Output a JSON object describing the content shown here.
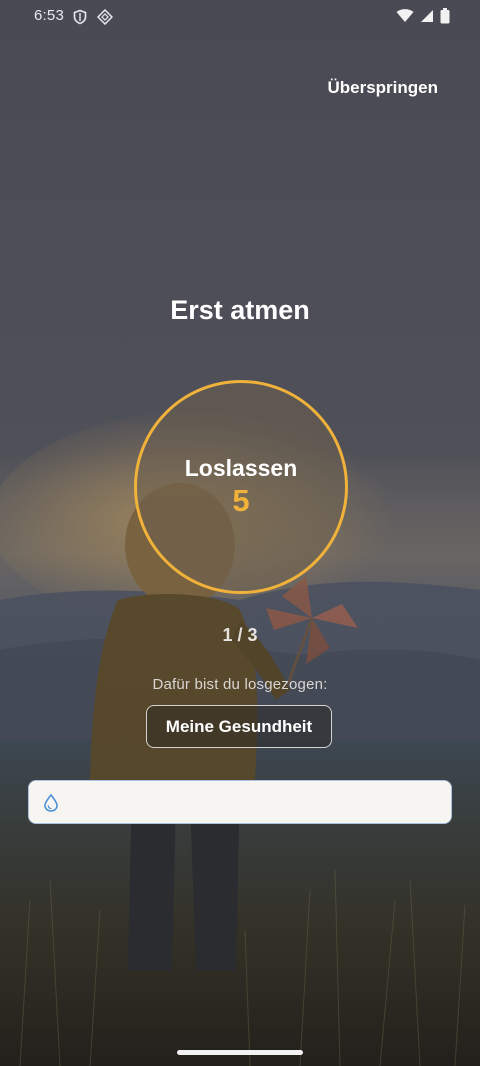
{
  "status_bar": {
    "time": "6:53",
    "left_icons": [
      "shield-icon",
      "vpn-diamond-icon"
    ],
    "right_icons": [
      "wifi-icon",
      "cell-signal-icon",
      "battery-icon"
    ]
  },
  "header": {
    "skip_label": "Überspringen"
  },
  "main": {
    "title": "Erst atmen",
    "breath": {
      "phase_label": "Loslassen",
      "count": "5",
      "accent_color": "#f0b23a"
    },
    "progress": "1 / 3",
    "reason_prompt": "Dafür bist du losgezogen:",
    "reason_chip": "Meine Gesundheit"
  },
  "input": {
    "icon": "drop-icon",
    "value": "",
    "placeholder": ""
  }
}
********
▶ Task objective
All of the lines above should be printed exactly, minus the pictures.

▶ The output
Output a JSON object describing the content shown here.
{
  "status_bar": {
    "time": "6:53",
    "left_icons": [
      "shield-icon",
      "vpn-diamond-icon"
    ],
    "right_icons": [
      "wifi-icon",
      "cell-signal-icon",
      "battery-icon"
    ]
  },
  "header": {
    "skip_label": "Überspringen"
  },
  "main": {
    "title": "Erst atmen",
    "breath": {
      "phase_label": "Loslassen",
      "count": "5",
      "accent_color": "#f0b23a"
    },
    "progress": "1 / 3",
    "reason_prompt": "Dafür bist du losgezogen:",
    "reason_chip": "Meine Gesundheit"
  },
  "input": {
    "icon": "drop-icon",
    "value": "",
    "placeholder": ""
  }
}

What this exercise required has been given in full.